» **Exercise requirements**: All of the lines below are to be transcribed faithfully, with pictures excluded from the copy.
[Begin Raw records]
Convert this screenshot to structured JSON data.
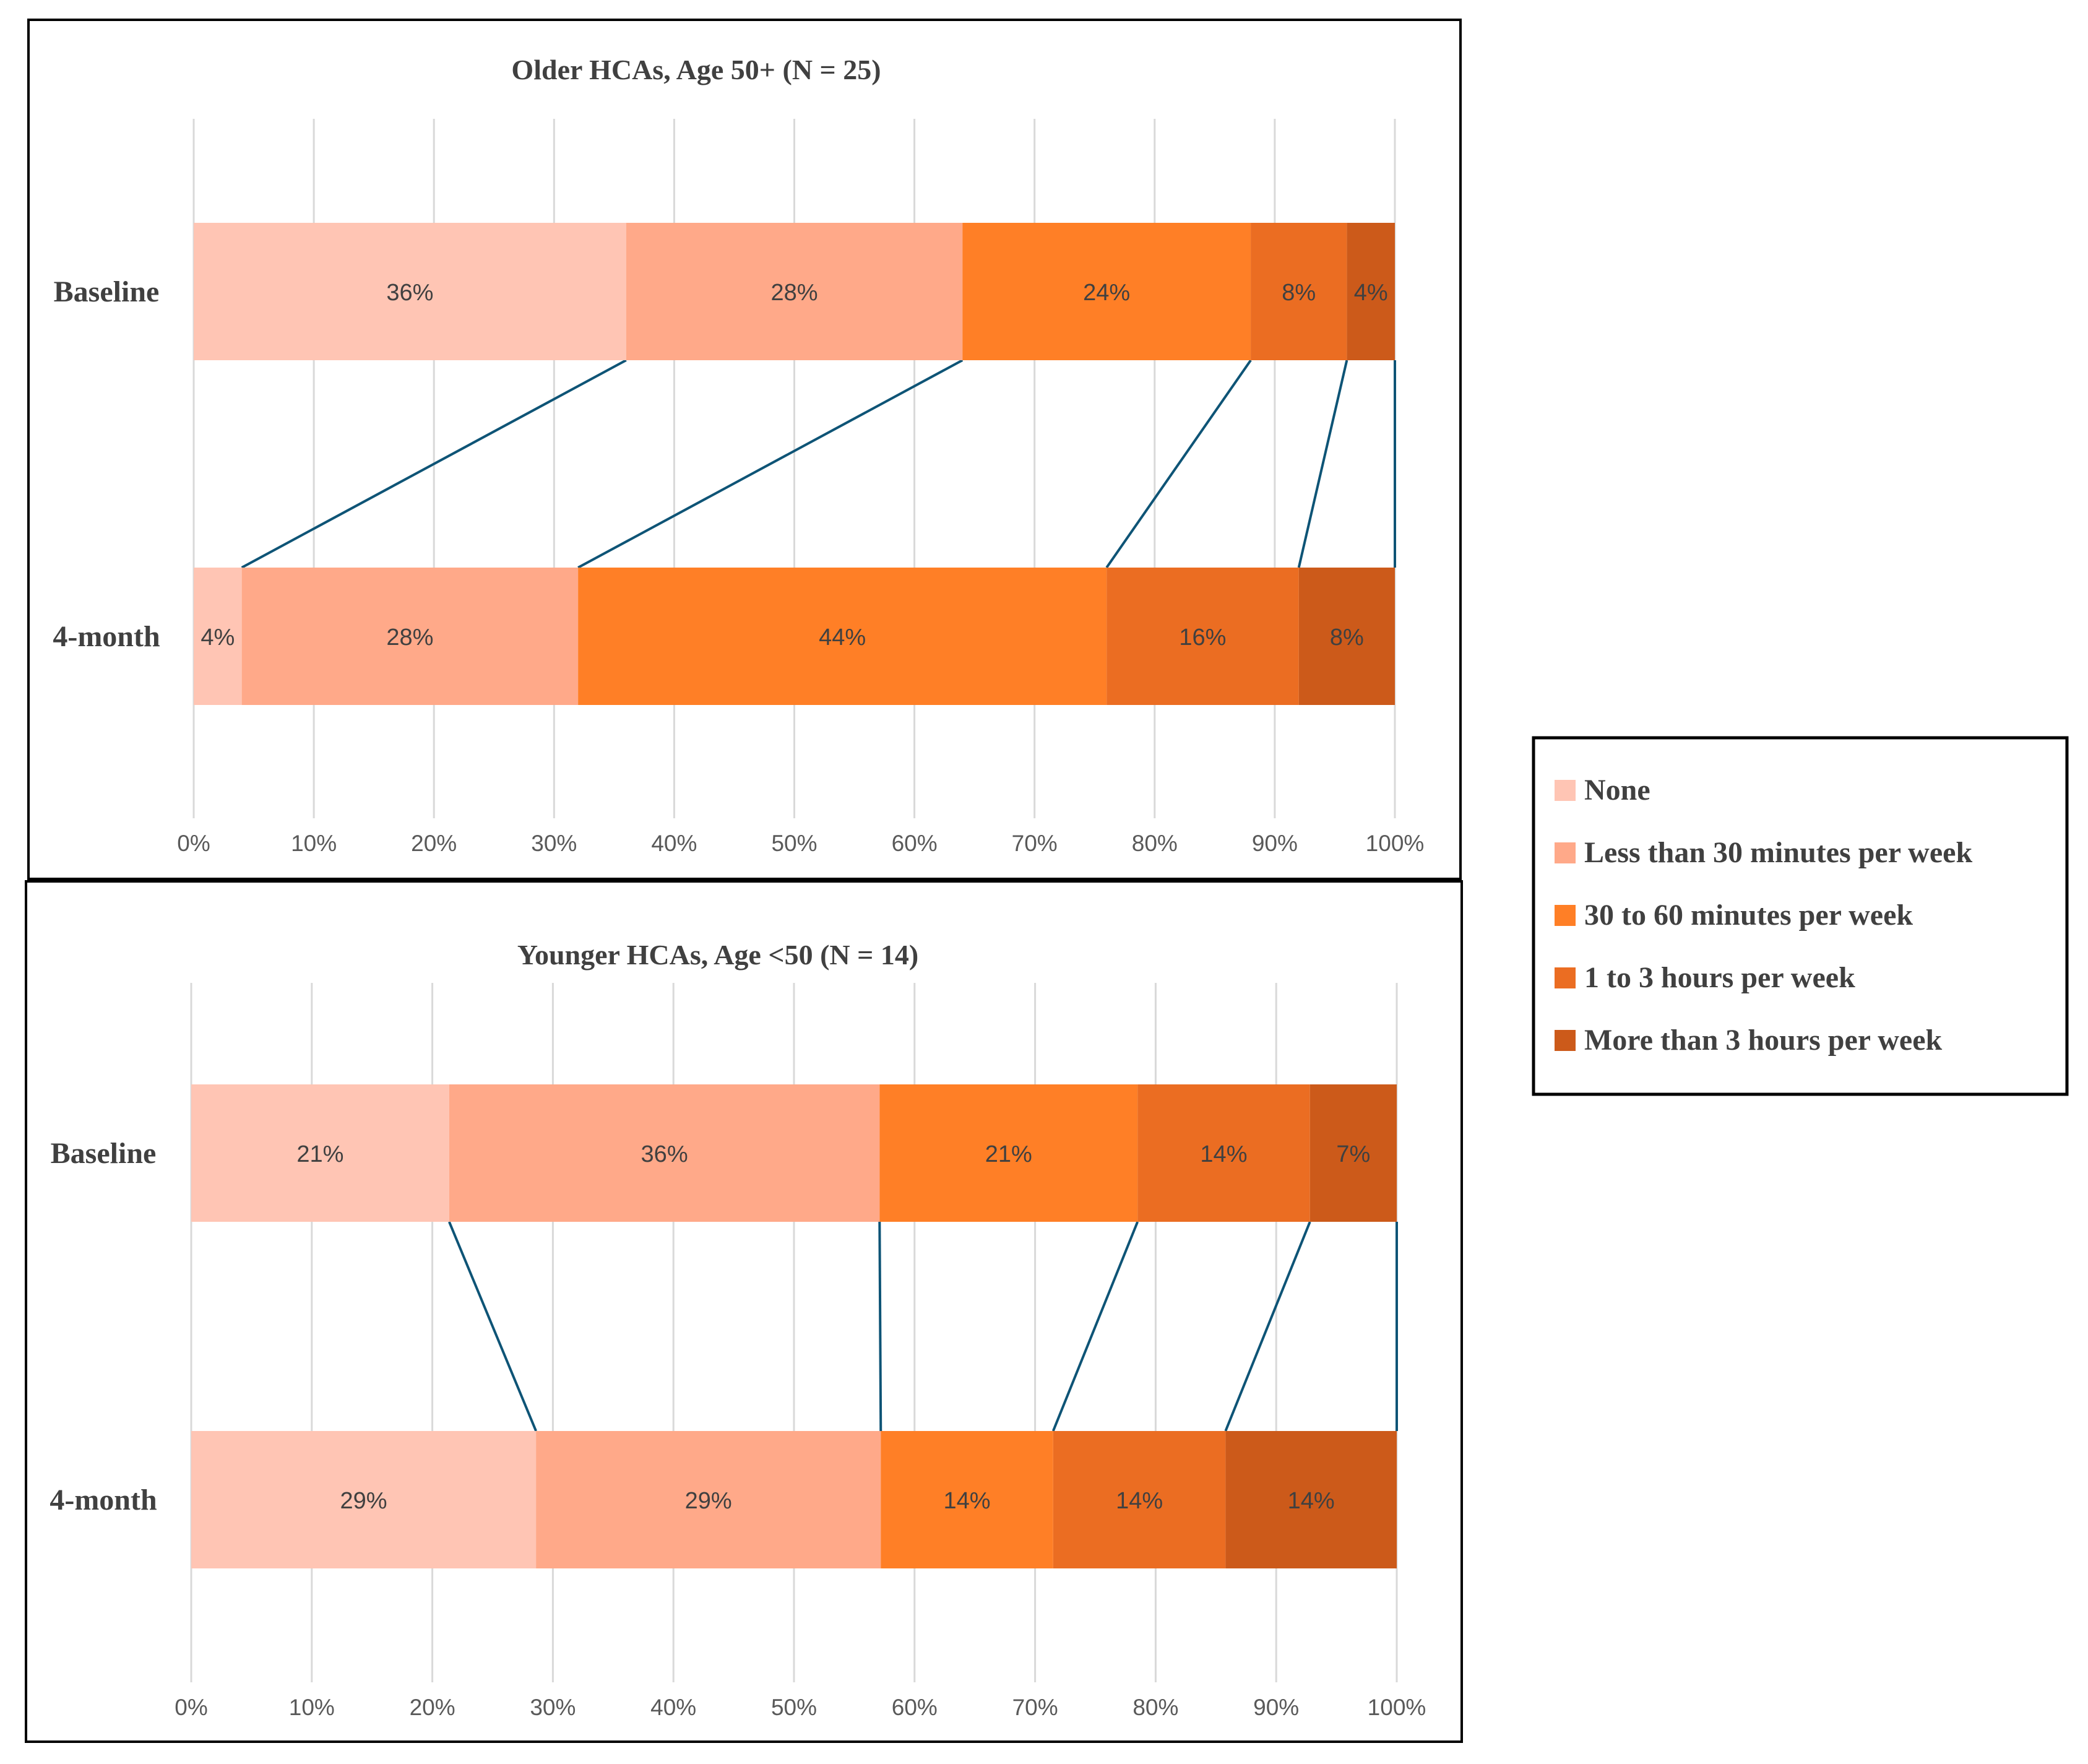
{
  "colors": {
    "none": "#FFC5B4",
    "less_30": "#FFA989",
    "30_60": "#FF7F26",
    "1_3": "#EB6D22",
    "more_3": "#CC5A1A",
    "connector": "#0E5476",
    "grid": "#D9D9D9",
    "frame": "#000000"
  },
  "legend": {
    "items": [
      {
        "label": "None",
        "color_key": "none"
      },
      {
        "label": "Less than 30 minutes per week",
        "color_key": "less_30"
      },
      {
        "label": "30 to 60 minutes per week",
        "color_key": "30_60"
      },
      {
        "label": "1 to 3 hours per week",
        "color_key": "1_3"
      },
      {
        "label": "More than 3 hours per week",
        "color_key": "more_3"
      }
    ]
  },
  "chart_data": [
    {
      "type": "bar",
      "stacked": true,
      "orientation": "horizontal",
      "title": "Older HCAs, Age 50+ (N = 25)",
      "categories": [
        "Baseline",
        "4-month"
      ],
      "xlim": [
        0,
        100
      ],
      "x_ticks": [
        "0%",
        "10%",
        "20%",
        "30%",
        "40%",
        "50%",
        "60%",
        "70%",
        "80%",
        "90%",
        "100%"
      ],
      "grid": true,
      "series": [
        {
          "name": "None",
          "values": [
            36,
            4
          ],
          "labels": [
            "36%",
            "4%"
          ]
        },
        {
          "name": "Less than 30 minutes per week",
          "values": [
            28,
            28
          ],
          "labels": [
            "28%",
            "28%"
          ]
        },
        {
          "name": "30 to 60 minutes per week",
          "values": [
            24,
            44
          ],
          "labels": [
            "24%",
            "44%"
          ]
        },
        {
          "name": "1 to 3 hours per week",
          "values": [
            8,
            16
          ],
          "labels": [
            "8%",
            "16%"
          ]
        },
        {
          "name": "More than 3 hours per week",
          "values": [
            4,
            8
          ],
          "labels": [
            "4%",
            "8%"
          ]
        }
      ]
    },
    {
      "type": "bar",
      "stacked": true,
      "orientation": "horizontal",
      "title": "Younger HCAs,  Age <50 (N = 14)",
      "categories": [
        "Baseline",
        "4-month"
      ],
      "xlim": [
        0,
        100
      ],
      "x_ticks": [
        "0%",
        "10%",
        "20%",
        "30%",
        "40%",
        "50%",
        "60%",
        "70%",
        "80%",
        "90%",
        "100%"
      ],
      "grid": true,
      "series": [
        {
          "name": "None",
          "values": [
            21.4,
            28.6
          ],
          "labels": [
            "21%",
            "29%"
          ]
        },
        {
          "name": "Less than 30 minutes per week",
          "values": [
            35.7,
            28.6
          ],
          "labels": [
            "36%",
            "29%"
          ]
        },
        {
          "name": "30 to 60 minutes per week",
          "values": [
            21.4,
            14.3
          ],
          "labels": [
            "21%",
            "14%"
          ]
        },
        {
          "name": "1 to 3 hours per week",
          "values": [
            14.3,
            14.3
          ],
          "labels": [
            "14%",
            "14%"
          ]
        },
        {
          "name": "More than 3 hours per week",
          "values": [
            7.2,
            14.2
          ],
          "labels": [
            "7%",
            "14%"
          ]
        }
      ]
    }
  ]
}
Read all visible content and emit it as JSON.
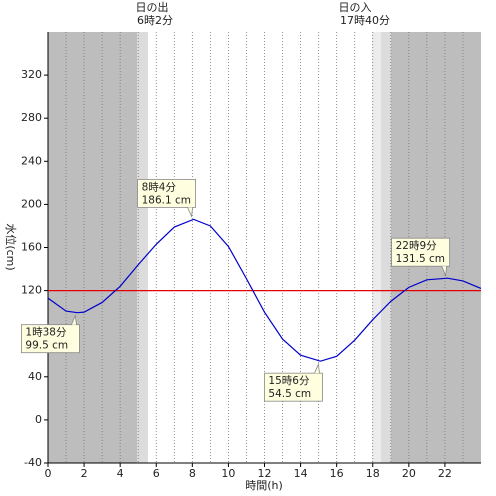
{
  "chart_data": {
    "type": "line",
    "x_label": "時間(h)",
    "y_label": "水位(cm)",
    "sunrise": [
      "日の出",
      "6時2分"
    ],
    "sunset": [
      "日の入",
      "17時40分"
    ],
    "x": [
      0,
      1,
      1.63,
      2,
      3,
      4,
      5,
      6,
      7,
      8.07,
      9,
      10,
      11,
      12,
      13,
      14,
      15.1,
      16,
      17,
      18,
      19,
      20,
      21,
      22.15,
      23,
      24
    ],
    "series": [
      {
        "name": "水位",
        "color": "#0000cc",
        "values": [
          113,
          101,
          99.5,
          100,
          109,
          124,
          144,
          163,
          179,
          186.1,
          180,
          161,
          131,
          100,
          75,
          60,
          54.5,
          59,
          74,
          93,
          110,
          123,
          130,
          131.5,
          129,
          122
        ]
      }
    ],
    "reference_line": {
      "value": 120,
      "color": "#e00000"
    },
    "annotations": [
      {
        "x": 1.63,
        "y": 99.5,
        "lines": [
          "1時38分",
          "99.5 cm"
        ]
      },
      {
        "x": 8.07,
        "y": 186.1,
        "lines": [
          "8時4分",
          "186.1 cm"
        ]
      },
      {
        "x": 15.1,
        "y": 54.5,
        "lines": [
          "15時6分",
          "54.5 cm"
        ]
      },
      {
        "x": 22.15,
        "y": 131.5,
        "lines": [
          "22時9分",
          "131.5 cm"
        ]
      }
    ],
    "xlim": [
      0,
      24
    ],
    "xticks": [
      0,
      2,
      4,
      6,
      8,
      10,
      12,
      14,
      16,
      18,
      20,
      22
    ],
    "ylim": [
      -40,
      360
    ],
    "yticks": [
      -40,
      0,
      40,
      80,
      120,
      160,
      200,
      240,
      280,
      320
    ]
  }
}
[End Raw records]
» **Completed exercise**:
Convert this screenshot to structured JSON data.
{
  "colors": {
    "none": "#FFC5B4",
    "less_30": "#FFA989",
    "30_60": "#FF7F26",
    "1_3": "#EB6D22",
    "more_3": "#CC5A1A",
    "connector": "#0E5476",
    "grid": "#D9D9D9",
    "frame": "#000000"
  },
  "legend": {
    "items": [
      {
        "label": "None",
        "color_key": "none"
      },
      {
        "label": "Less than 30 minutes per week",
        "color_key": "less_30"
      },
      {
        "label": "30 to 60 minutes per week",
        "color_key": "30_60"
      },
      {
        "label": "1 to 3 hours per week",
        "color_key": "1_3"
      },
      {
        "label": "More than 3 hours per week",
        "color_key": "more_3"
      }
    ]
  },
  "chart_data": [
    {
      "type": "bar",
      "stacked": true,
      "orientation": "horizontal",
      "title": "Older HCAs, Age 50+ (N = 25)",
      "categories": [
        "Baseline",
        "4-month"
      ],
      "xlim": [
        0,
        100
      ],
      "x_ticks": [
        "0%",
        "10%",
        "20%",
        "30%",
        "40%",
        "50%",
        "60%",
        "70%",
        "80%",
        "90%",
        "100%"
      ],
      "grid": true,
      "series": [
        {
          "name": "None",
          "values": [
            36,
            4
          ],
          "labels": [
            "36%",
            "4%"
          ]
        },
        {
          "name": "Less than 30 minutes per week",
          "values": [
            28,
            28
          ],
          "labels": [
            "28%",
            "28%"
          ]
        },
        {
          "name": "30 to 60 minutes per week",
          "values": [
            24,
            44
          ],
          "labels": [
            "24%",
            "44%"
          ]
        },
        {
          "name": "1 to 3 hours per week",
          "values": [
            8,
            16
          ],
          "labels": [
            "8%",
            "16%"
          ]
        },
        {
          "name": "More than 3 hours per week",
          "values": [
            4,
            8
          ],
          "labels": [
            "4%",
            "8%"
          ]
        }
      ]
    },
    {
      "type": "bar",
      "stacked": true,
      "orientation": "horizontal",
      "title": "Younger HCAs,  Age <50 (N = 14)",
      "categories": [
        "Baseline",
        "4-month"
      ],
      "xlim": [
        0,
        100
      ],
      "x_ticks": [
        "0%",
        "10%",
        "20%",
        "30%",
        "40%",
        "50%",
        "60%",
        "70%",
        "80%",
        "90%",
        "100%"
      ],
      "grid": true,
      "series": [
        {
          "name": "None",
          "values": [
            21.4,
            28.6
          ],
          "labels": [
            "21%",
            "29%"
          ]
        },
        {
          "name": "Less than 30 minutes per week",
          "values": [
            35.7,
            28.6
          ],
          "labels": [
            "36%",
            "29%"
          ]
        },
        {
          "name": "30 to 60 minutes per week",
          "values": [
            21.4,
            14.3
          ],
          "labels": [
            "21%",
            "14%"
          ]
        },
        {
          "name": "1 to 3 hours per week",
          "values": [
            14.3,
            14.3
          ],
          "labels": [
            "14%",
            "14%"
          ]
        },
        {
          "name": "More than 3 hours per week",
          "values": [
            7.2,
            14.2
          ],
          "labels": [
            "7%",
            "14%"
          ]
        }
      ]
    }
  ]
}
Read all visible content and emit it as JSON.
{
  "chart_data": {
    "type": "line",
    "x_label": "時間(h)",
    "y_label": "水位(cm)",
    "sunrise": [
      "日の出",
      "6時2分"
    ],
    "sunset": [
      "日の入",
      "17時40分"
    ],
    "x": [
      0,
      1,
      1.63,
      2,
      3,
      4,
      5,
      6,
      7,
      8.07,
      9,
      10,
      11,
      12,
      13,
      14,
      15.1,
      16,
      17,
      18,
      19,
      20,
      21,
      22.15,
      23,
      24
    ],
    "series": [
      {
        "name": "水位",
        "color": "#0000cc",
        "values": [
          113,
          101,
          99.5,
          100,
          109,
          124,
          144,
          163,
          179,
          186.1,
          180,
          161,
          131,
          100,
          75,
          60,
          54.5,
          59,
          74,
          93,
          110,
          123,
          130,
          131.5,
          129,
          122
        ]
      }
    ],
    "reference_line": {
      "value": 120,
      "color": "#e00000"
    },
    "annotations": [
      {
        "x": 1.63,
        "y": 99.5,
        "lines": [
          "1時38分",
          "99.5 cm"
        ]
      },
      {
        "x": 8.07,
        "y": 186.1,
        "lines": [
          "8時4分",
          "186.1 cm"
        ]
      },
      {
        "x": 15.1,
        "y": 54.5,
        "lines": [
          "15時6分",
          "54.5 cm"
        ]
      },
      {
        "x": 22.15,
        "y": 131.5,
        "lines": [
          "22時9分",
          "131.5 cm"
        ]
      }
    ],
    "xlim": [
      0,
      24
    ],
    "xticks": [
      0,
      2,
      4,
      6,
      8,
      10,
      12,
      14,
      16,
      18,
      20,
      22
    ],
    "ylim": [
      -40,
      360
    ],
    "yticks": [
      -40,
      0,
      40,
      80,
      120,
      160,
      200,
      240,
      280,
      320
    ]
  }
}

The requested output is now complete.